** START LISTING **

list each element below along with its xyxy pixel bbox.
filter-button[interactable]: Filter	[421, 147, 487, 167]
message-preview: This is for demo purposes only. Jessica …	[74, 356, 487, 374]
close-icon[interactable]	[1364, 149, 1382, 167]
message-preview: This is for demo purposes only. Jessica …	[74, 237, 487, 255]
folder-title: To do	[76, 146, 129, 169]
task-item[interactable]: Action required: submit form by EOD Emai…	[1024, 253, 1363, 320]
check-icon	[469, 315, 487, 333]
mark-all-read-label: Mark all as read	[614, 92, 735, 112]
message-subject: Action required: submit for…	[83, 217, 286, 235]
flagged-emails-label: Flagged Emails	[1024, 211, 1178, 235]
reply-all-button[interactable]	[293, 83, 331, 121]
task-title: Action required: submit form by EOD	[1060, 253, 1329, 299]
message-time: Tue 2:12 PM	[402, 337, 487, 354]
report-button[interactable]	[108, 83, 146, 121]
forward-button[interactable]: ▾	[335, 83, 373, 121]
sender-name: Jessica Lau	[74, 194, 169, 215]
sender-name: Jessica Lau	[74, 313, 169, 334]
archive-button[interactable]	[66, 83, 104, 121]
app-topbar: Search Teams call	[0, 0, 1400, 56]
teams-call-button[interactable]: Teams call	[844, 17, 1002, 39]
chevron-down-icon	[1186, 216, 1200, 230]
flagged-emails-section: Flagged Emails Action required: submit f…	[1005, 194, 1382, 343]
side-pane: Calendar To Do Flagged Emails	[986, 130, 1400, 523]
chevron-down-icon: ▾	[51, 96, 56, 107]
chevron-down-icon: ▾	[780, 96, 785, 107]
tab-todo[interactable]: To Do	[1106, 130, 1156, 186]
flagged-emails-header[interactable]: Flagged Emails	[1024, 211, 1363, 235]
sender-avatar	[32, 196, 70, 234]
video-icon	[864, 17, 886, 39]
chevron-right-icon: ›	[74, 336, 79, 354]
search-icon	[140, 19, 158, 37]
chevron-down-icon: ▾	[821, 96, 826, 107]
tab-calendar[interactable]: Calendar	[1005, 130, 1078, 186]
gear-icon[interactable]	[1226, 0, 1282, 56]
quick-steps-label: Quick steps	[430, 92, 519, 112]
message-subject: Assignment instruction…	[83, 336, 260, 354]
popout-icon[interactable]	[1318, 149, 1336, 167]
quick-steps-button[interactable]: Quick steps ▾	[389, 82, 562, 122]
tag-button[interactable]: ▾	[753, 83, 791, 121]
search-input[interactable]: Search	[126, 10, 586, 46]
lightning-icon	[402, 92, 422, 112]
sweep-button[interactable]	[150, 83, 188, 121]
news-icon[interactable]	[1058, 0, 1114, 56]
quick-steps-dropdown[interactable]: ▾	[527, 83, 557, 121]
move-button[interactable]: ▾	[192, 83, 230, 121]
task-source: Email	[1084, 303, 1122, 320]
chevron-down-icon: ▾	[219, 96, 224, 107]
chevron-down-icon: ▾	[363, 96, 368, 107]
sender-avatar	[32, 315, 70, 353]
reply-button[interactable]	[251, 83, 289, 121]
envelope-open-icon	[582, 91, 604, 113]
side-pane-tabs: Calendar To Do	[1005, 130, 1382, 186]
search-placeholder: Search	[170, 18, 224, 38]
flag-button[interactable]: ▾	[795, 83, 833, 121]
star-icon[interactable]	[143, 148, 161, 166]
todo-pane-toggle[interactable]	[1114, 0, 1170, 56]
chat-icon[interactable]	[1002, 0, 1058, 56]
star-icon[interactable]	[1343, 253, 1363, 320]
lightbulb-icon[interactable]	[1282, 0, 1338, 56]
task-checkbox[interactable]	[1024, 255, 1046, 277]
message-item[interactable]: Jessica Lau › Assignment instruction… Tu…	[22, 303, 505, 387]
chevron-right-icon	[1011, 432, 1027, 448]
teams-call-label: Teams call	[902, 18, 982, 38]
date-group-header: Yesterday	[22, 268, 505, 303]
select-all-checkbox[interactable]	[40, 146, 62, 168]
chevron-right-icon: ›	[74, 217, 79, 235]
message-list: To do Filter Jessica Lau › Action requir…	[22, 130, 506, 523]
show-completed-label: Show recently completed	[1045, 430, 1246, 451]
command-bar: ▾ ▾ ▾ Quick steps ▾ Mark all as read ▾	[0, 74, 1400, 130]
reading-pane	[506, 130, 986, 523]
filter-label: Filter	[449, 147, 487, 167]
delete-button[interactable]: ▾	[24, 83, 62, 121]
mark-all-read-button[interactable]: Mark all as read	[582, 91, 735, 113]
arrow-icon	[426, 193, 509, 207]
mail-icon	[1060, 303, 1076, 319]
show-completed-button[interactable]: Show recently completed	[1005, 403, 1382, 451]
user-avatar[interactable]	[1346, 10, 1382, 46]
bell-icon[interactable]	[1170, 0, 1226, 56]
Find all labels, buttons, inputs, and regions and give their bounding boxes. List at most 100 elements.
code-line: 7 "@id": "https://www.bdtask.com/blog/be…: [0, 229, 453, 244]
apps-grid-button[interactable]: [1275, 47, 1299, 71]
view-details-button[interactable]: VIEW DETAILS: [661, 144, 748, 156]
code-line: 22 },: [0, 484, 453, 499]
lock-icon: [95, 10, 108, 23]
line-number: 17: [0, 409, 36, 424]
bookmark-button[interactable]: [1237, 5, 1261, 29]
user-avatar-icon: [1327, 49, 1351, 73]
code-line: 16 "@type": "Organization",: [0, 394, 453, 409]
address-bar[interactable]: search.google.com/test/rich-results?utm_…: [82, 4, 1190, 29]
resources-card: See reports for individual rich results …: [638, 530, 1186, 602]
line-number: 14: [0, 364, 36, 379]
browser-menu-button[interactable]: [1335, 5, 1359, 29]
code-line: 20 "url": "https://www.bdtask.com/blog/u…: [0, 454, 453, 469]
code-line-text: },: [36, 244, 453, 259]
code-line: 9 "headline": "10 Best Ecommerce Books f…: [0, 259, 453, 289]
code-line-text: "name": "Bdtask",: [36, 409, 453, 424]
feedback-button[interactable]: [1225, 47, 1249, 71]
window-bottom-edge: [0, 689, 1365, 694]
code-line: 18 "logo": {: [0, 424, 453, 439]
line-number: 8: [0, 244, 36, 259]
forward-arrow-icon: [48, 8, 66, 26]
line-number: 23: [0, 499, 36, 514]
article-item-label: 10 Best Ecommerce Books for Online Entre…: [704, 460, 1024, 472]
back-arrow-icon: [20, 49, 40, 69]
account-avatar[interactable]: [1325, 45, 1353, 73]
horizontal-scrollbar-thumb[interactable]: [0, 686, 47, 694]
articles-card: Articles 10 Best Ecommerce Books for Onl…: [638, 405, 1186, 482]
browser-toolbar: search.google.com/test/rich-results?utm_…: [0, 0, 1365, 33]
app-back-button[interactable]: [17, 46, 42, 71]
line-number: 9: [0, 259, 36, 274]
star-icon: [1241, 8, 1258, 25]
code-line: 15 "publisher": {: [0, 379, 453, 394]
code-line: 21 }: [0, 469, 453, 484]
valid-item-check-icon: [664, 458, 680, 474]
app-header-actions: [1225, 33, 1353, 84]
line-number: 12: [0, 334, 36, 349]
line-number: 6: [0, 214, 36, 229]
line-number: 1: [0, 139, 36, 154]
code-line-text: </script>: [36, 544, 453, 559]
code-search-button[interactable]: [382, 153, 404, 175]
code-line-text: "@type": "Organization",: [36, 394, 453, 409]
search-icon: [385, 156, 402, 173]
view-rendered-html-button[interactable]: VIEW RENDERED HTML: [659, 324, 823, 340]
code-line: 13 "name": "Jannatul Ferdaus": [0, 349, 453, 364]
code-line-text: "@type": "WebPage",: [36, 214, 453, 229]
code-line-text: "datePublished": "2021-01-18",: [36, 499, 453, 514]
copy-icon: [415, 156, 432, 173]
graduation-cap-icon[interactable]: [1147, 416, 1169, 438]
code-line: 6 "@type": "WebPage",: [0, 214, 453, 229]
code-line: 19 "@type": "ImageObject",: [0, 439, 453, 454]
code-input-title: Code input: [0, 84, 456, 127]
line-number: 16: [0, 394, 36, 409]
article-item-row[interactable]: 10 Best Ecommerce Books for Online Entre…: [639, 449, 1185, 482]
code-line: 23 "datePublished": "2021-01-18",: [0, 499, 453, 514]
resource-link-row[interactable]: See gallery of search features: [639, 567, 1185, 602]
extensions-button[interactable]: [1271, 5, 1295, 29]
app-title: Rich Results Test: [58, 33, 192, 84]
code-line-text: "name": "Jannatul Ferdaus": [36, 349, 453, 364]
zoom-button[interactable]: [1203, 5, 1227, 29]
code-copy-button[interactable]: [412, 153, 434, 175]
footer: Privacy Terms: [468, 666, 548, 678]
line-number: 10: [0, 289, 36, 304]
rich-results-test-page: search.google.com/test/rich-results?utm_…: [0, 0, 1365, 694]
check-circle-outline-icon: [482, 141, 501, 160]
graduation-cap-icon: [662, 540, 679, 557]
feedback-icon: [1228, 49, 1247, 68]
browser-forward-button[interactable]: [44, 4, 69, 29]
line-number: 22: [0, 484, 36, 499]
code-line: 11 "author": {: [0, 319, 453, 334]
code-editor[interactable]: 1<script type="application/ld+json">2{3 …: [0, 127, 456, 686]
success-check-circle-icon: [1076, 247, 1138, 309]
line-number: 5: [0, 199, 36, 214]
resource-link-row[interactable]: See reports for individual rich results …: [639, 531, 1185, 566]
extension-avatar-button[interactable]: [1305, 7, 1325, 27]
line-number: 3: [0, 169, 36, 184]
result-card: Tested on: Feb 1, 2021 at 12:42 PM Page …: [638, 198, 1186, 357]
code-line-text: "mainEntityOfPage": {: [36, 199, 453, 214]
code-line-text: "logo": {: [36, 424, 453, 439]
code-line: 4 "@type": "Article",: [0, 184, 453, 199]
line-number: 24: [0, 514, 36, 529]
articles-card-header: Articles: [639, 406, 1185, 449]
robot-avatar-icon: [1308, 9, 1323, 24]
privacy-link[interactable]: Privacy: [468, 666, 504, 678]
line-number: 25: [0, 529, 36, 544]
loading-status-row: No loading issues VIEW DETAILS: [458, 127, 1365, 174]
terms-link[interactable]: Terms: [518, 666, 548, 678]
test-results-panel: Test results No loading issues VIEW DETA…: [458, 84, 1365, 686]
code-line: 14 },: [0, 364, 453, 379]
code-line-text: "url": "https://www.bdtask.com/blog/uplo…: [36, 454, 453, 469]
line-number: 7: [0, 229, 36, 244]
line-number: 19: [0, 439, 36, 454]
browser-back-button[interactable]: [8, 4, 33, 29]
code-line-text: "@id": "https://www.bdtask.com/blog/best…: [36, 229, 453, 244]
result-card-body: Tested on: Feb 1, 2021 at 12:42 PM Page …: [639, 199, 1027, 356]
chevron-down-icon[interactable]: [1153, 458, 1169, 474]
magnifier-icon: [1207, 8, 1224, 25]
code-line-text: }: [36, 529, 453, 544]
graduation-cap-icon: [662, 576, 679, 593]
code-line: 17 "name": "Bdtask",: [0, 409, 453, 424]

** END LISTING **

## WHAT YOU SHOULD DO
Reproduce the listing above verbatim, from its very first line through the line containing "96, 785, 107]".

## CORRECT RESULT
list each element below along with its xyxy pixel bbox.
filter-button[interactable]: Filter	[421, 147, 487, 167]
message-preview: This is for demo purposes only. Jessica …	[74, 356, 487, 374]
close-icon[interactable]	[1364, 149, 1382, 167]
message-preview: This is for demo purposes only. Jessica …	[74, 237, 487, 255]
folder-title: To do	[76, 146, 129, 169]
task-item[interactable]: Action required: submit form by EOD Emai…	[1024, 253, 1363, 320]
check-icon	[469, 315, 487, 333]
mark-all-read-label: Mark all as read	[614, 92, 735, 112]
message-subject: Action required: submit for…	[83, 217, 286, 235]
flagged-emails-label: Flagged Emails	[1024, 211, 1178, 235]
reply-all-button[interactable]	[293, 83, 331, 121]
task-title: Action required: submit form by EOD	[1060, 253, 1329, 299]
message-time: Tue 2:12 PM	[402, 337, 487, 354]
report-button[interactable]	[108, 83, 146, 121]
forward-button[interactable]: ▾	[335, 83, 373, 121]
sender-name: Jessica Lau	[74, 194, 169, 215]
sender-name: Jessica Lau	[74, 313, 169, 334]
archive-button[interactable]	[66, 83, 104, 121]
app-topbar: Search Teams call	[0, 0, 1400, 56]
teams-call-button[interactable]: Teams call	[844, 17, 1002, 39]
chevron-down-icon	[1186, 216, 1200, 230]
flagged-emails-section: Flagged Emails Action required: submit f…	[1005, 194, 1382, 343]
side-pane: Calendar To Do Flagged Emails	[986, 130, 1400, 523]
chevron-down-icon: ▾	[51, 96, 56, 107]
chevron-down-icon: ▾	[780, 96, 785, 107]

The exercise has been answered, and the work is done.